## Stated problem
In the discussion below about open-source phones, why does the commenter who writes "Android != linux" say open source can never catch up? Answer in one to three sentences.

In summary, it is absurd to wait until free networks "catch up". They will never "catch up", for some users definition of "functionality and usability", and network effects will take care of the rest of users. The only way this works is if users are willing to actually prioritize free-ness and to actually trade off some features to gain it. Boycott closed networks, even.
The problem is they have enormous budgets for promotion and marketing, and they already own multiple direct channels. And the inertia effect is enormous - people simply don't like to change their habits without a very good reason. So the decisive factor is for people to understand they already have a good reason. I don't think this understanding is something mainstream yet though.
Android != linux anymore than iOS == BSD. Both have open source kernels but all the stuff that matters on both OS's is closed source. As long as there is money to be made on selling computing devices open source will ALWAYS be at a big enough disadvantage that it can't catch up. Simply because Apple, Google, Microsoft etc.... can take the ideas from open source and build it into it's OS's but Linux can't. I'd personally love if Open Source ruled the consumer market but that's not going to happen.
I am not speaking about Android. I also did not say "started" but "starting". Here are the GNU/Linux phones with constantly increasing number of sales (but still tiny of course):
I love Open Source but I can't ever see them competing with Apple or Google. Literally billions of devices out in the world tied to services that are critical to everyday live. I think this war is already lost.
Please stop spreading learned helplessness. I see a lot of people don't like both Apple and Google, so GNU/Linux phones will definitely spread significantly.
I'm not spreading anything, if you think a lot of people don't like Apple and Google enough to consider linux phones that are objectively less useful then you live in a tech bubble. The VAST majority of people just want their phone to text, show google maps, browse Facebook, and shop Amazon on the apps they know and are used to. It's unlikely in the Extreme that we will see mass migration to Linux. That's not helplessness, I can and have run linux as my main desktop at various times for the last 20 years. It's simply not as good as the commercial alternatives. It's just reality.
I'm just going to issue a prediction that as long as "recompiling components of the OS" remains a satisfactory answer to a technical problem on linux subreddits, this will never, ever happen.

## Information provided
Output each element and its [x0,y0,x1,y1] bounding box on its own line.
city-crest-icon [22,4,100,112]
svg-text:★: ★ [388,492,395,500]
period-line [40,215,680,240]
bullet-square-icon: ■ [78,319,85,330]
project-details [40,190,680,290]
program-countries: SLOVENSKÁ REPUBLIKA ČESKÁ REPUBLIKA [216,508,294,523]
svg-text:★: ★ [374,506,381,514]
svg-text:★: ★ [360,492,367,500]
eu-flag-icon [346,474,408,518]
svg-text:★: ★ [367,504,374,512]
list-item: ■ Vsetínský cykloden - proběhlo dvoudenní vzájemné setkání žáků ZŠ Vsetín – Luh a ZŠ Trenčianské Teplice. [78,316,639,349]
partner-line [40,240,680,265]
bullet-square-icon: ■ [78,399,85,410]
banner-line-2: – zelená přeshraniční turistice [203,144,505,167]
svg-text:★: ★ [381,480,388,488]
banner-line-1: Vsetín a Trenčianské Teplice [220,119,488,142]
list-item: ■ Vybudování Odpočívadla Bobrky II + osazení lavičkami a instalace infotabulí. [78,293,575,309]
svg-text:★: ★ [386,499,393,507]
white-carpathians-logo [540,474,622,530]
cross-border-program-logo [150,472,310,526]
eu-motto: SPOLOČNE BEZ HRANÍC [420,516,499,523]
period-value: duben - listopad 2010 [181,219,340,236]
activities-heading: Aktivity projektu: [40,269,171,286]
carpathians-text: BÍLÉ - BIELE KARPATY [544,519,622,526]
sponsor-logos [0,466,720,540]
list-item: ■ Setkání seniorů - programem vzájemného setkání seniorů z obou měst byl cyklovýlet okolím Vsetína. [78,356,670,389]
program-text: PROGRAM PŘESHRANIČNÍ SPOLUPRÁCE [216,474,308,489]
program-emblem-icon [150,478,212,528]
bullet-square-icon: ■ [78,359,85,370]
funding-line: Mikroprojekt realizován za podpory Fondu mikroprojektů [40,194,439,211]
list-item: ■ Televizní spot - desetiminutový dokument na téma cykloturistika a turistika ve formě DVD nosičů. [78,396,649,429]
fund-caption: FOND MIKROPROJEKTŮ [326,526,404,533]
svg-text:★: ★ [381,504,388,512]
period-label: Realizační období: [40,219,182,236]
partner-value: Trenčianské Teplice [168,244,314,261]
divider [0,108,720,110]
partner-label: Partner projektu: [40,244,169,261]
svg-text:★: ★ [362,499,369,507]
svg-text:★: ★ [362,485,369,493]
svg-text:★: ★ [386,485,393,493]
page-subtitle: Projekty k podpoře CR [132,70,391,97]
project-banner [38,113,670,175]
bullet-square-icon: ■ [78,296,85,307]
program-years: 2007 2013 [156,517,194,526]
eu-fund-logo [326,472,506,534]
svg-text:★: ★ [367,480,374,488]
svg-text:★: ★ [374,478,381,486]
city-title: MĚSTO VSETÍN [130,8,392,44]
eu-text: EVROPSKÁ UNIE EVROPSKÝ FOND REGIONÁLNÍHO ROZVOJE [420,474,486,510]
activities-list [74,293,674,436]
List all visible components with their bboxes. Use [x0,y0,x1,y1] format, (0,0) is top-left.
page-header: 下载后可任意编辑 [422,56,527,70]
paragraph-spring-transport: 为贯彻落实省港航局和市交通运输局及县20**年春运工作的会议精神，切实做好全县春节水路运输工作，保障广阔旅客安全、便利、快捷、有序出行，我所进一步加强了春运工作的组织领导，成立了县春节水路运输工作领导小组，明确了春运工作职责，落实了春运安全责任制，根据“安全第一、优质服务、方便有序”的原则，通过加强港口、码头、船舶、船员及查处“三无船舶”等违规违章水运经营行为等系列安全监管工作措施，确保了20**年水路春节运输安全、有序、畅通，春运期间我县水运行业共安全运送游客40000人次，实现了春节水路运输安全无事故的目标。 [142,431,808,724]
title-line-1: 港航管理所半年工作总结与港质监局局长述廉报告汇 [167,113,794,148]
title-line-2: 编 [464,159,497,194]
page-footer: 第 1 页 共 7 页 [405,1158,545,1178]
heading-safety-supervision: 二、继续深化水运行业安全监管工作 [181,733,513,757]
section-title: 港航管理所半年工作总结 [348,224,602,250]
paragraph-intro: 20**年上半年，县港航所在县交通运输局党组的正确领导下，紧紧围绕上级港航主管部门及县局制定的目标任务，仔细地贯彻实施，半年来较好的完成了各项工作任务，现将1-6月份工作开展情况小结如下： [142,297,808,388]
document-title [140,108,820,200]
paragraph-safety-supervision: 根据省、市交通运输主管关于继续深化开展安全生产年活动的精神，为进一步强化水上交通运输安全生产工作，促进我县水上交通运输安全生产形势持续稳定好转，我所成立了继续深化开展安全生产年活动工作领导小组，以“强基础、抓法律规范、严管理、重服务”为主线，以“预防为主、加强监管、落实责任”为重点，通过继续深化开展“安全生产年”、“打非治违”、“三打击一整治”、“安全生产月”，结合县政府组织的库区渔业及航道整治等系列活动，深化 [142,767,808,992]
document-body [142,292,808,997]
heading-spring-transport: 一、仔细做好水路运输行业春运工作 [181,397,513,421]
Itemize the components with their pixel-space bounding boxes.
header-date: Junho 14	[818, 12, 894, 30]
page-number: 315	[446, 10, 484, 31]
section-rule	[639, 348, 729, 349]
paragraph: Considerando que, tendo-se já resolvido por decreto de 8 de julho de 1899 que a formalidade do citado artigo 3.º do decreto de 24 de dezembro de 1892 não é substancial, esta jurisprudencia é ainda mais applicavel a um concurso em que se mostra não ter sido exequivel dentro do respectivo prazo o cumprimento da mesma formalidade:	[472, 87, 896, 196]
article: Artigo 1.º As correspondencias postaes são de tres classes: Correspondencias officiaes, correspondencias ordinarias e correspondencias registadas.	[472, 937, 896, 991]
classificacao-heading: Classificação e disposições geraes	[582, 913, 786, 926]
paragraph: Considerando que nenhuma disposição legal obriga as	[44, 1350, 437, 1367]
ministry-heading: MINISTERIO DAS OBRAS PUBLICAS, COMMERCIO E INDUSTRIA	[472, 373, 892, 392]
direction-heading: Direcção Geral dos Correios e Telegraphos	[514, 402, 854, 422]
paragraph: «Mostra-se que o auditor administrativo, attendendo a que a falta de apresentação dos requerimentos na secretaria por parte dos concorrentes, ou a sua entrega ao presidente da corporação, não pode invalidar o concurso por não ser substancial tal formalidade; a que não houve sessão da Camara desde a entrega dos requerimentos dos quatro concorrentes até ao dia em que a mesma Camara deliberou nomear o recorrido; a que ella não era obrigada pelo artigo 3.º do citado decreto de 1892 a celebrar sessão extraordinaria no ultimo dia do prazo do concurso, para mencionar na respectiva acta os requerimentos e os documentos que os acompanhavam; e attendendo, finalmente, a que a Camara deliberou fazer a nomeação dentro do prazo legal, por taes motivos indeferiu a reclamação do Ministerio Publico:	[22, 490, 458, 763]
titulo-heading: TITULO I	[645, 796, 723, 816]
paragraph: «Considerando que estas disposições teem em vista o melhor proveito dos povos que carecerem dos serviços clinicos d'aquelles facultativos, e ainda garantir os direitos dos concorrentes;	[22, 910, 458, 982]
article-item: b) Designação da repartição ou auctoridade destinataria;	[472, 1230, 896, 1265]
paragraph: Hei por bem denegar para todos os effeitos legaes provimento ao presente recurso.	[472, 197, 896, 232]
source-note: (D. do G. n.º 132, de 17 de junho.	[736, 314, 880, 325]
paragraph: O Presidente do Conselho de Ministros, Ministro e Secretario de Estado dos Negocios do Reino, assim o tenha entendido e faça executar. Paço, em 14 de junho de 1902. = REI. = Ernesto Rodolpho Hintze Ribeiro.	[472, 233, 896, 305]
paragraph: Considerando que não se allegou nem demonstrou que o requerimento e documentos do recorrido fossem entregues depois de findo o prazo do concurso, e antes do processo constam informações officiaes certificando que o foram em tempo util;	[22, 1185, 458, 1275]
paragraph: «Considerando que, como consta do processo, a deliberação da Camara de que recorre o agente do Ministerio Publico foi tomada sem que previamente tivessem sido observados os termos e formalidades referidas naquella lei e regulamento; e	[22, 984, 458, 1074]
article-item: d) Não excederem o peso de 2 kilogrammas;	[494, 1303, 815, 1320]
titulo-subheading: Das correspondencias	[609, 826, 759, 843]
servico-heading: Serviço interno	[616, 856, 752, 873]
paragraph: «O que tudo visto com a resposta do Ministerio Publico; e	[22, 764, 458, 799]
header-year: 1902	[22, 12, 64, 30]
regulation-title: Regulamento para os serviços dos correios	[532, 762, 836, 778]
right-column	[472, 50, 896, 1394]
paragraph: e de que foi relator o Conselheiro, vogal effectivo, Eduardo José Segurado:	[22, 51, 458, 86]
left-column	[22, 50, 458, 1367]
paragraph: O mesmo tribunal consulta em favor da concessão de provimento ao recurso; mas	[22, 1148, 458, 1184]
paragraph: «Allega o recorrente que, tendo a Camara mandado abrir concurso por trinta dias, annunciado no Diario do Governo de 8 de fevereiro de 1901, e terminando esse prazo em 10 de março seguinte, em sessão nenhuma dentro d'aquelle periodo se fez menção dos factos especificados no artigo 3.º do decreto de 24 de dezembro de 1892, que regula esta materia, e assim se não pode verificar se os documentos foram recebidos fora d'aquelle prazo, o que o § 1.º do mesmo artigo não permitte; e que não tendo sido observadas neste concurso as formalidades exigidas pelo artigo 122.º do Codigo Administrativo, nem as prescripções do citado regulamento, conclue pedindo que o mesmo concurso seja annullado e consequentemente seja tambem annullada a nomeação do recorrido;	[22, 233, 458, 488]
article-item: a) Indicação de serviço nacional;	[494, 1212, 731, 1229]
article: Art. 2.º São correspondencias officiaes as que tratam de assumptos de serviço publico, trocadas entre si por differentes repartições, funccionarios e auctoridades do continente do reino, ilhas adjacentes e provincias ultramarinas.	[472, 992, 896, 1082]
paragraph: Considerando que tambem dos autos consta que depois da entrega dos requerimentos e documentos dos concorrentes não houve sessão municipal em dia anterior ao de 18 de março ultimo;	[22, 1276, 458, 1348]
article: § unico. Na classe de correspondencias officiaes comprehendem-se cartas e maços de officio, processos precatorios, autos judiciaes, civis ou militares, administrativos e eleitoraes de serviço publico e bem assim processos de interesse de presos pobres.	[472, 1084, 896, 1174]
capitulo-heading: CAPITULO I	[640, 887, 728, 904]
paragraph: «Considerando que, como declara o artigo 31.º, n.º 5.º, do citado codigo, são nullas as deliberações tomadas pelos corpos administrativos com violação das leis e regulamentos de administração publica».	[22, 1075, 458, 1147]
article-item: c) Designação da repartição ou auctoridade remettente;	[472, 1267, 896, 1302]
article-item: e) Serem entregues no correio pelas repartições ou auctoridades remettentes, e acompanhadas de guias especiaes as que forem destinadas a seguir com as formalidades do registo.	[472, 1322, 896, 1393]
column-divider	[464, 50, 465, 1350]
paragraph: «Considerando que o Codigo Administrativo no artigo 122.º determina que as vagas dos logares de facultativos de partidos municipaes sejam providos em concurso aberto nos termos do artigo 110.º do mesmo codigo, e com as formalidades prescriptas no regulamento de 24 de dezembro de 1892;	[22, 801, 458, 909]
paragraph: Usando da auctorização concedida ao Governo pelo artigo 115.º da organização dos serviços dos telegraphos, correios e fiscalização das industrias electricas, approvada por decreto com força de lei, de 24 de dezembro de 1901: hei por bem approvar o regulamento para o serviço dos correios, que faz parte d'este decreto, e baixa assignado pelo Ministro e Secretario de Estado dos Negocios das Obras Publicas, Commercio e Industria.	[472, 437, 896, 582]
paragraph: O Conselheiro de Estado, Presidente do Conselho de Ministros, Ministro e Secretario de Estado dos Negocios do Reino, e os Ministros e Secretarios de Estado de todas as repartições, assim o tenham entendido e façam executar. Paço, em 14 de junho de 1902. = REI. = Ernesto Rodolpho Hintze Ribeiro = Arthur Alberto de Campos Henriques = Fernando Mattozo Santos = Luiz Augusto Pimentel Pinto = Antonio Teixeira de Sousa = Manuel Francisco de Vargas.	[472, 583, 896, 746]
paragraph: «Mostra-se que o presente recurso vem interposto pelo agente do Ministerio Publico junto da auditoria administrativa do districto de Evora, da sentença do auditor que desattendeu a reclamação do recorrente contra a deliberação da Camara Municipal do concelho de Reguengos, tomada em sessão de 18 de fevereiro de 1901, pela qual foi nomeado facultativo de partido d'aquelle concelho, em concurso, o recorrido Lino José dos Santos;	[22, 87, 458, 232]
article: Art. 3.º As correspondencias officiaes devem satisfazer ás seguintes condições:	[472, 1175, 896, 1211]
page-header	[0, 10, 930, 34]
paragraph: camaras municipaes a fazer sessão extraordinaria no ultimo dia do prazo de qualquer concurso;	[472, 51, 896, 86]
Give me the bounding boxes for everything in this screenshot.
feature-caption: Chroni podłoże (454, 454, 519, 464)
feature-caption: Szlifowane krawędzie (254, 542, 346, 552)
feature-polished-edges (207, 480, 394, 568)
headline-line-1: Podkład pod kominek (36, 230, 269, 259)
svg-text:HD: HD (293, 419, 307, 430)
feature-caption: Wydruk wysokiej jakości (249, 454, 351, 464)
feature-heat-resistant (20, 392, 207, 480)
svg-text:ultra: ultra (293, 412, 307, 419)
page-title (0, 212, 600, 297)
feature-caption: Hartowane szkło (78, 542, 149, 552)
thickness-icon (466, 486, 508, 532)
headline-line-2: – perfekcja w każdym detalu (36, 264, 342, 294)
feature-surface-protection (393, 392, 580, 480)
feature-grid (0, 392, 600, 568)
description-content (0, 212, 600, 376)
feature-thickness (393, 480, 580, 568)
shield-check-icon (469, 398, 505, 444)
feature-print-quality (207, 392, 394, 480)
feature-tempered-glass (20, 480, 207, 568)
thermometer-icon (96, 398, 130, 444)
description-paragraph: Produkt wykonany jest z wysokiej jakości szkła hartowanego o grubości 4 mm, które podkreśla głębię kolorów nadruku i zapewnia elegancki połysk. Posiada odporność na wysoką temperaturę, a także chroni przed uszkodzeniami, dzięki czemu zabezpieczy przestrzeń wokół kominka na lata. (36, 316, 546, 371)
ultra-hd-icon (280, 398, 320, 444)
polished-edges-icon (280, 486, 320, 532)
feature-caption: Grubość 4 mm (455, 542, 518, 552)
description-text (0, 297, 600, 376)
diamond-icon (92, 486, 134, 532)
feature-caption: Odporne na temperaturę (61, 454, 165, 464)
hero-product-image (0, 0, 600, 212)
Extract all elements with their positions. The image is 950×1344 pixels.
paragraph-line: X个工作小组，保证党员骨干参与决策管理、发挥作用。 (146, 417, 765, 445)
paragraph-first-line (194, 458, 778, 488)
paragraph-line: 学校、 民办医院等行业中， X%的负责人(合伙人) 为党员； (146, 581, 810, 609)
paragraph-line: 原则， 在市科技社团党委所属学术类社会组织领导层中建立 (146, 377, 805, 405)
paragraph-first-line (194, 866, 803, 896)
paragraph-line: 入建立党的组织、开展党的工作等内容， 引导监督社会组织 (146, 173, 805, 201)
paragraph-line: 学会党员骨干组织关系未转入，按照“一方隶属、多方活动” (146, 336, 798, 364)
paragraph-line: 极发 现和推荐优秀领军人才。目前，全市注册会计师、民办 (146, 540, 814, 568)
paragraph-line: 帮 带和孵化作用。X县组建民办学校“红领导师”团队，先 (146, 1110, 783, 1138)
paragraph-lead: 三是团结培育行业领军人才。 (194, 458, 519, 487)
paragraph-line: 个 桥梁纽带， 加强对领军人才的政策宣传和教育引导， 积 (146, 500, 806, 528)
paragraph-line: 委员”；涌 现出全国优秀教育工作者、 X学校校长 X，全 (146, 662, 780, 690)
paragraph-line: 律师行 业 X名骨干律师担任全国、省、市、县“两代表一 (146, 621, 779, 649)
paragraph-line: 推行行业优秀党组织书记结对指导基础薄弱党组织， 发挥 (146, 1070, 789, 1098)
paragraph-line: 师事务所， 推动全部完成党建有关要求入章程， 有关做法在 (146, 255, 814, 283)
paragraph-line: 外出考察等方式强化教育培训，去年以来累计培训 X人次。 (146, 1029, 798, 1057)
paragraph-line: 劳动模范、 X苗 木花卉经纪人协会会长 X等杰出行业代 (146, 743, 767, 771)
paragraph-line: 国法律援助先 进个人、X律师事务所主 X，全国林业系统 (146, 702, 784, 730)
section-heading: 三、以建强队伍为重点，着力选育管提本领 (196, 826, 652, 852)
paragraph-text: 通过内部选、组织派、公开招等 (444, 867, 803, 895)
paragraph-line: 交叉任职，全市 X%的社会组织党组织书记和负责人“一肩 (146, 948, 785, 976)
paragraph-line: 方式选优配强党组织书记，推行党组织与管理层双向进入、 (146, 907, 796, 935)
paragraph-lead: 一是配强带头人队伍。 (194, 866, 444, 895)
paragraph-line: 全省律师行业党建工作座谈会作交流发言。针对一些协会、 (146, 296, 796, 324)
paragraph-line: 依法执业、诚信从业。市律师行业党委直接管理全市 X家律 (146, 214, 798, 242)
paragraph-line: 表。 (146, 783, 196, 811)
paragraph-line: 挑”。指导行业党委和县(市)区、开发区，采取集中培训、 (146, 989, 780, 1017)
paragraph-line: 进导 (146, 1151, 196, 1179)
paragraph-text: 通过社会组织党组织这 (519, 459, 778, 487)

## Completed exercise
As long as there is money to be made selling computing devices, Apple, Google, Microsoft and others can take ideas from open source and build them into their own operating systems, but Linux can't do the same with theirs. That leaves open source at a disadvantage too big to overcome.